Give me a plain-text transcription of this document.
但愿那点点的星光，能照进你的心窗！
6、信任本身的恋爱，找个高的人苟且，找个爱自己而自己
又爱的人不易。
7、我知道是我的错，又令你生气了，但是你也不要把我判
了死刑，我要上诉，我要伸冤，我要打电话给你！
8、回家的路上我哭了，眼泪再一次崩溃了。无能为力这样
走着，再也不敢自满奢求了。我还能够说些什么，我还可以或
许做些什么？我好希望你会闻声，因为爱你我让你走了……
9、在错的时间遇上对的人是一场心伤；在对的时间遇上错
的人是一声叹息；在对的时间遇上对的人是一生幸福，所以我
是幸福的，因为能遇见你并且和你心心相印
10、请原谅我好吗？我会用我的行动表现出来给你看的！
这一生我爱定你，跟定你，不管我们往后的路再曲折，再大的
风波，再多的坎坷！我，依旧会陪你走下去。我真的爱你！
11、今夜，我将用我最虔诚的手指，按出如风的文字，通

___

§ WHAT IS REQUIRED
Every line of the data above should be reproduced word for word.

§ REPLY TO THE EXERCISE
Give me a plain-text transcription of this document.
但愿那点点的星光，能照进你的心窗！
6、信任本身的恋爱，找个高的人苟且，找个爱自己而自己
又爱的人不易。
7、我知道是我的错，又令你生气了，但是你也不要把我判
了死刑，我要上诉，我要伸冤，我要打电话给你！
8、回家的路上我哭了，眼泪再一次崩溃了。无能为力这样
走着，再也不敢自满奢求了。我还能够说些什么，我还可以或
许做些什么？我好希望你会闻声，因为爱你我让你走了……
9、在错的时间遇上对的人是一场心伤；在对的时间遇上错
的人是一声叹息；在对的时间遇上对的人是一生幸福，所以我
是幸福的，因为能遇见你并且和你心心相印
10、请原谅我好吗？我会用我的行动表现出来给你看的！
这一生我爱定你，跟定你，不管我们往后的路再曲折，再大的
风波，再多的坎坷！我，依旧会陪你走下去。我真的爱你！
11、今夜，我将用我最虔诚的手指，按出如风的文字，通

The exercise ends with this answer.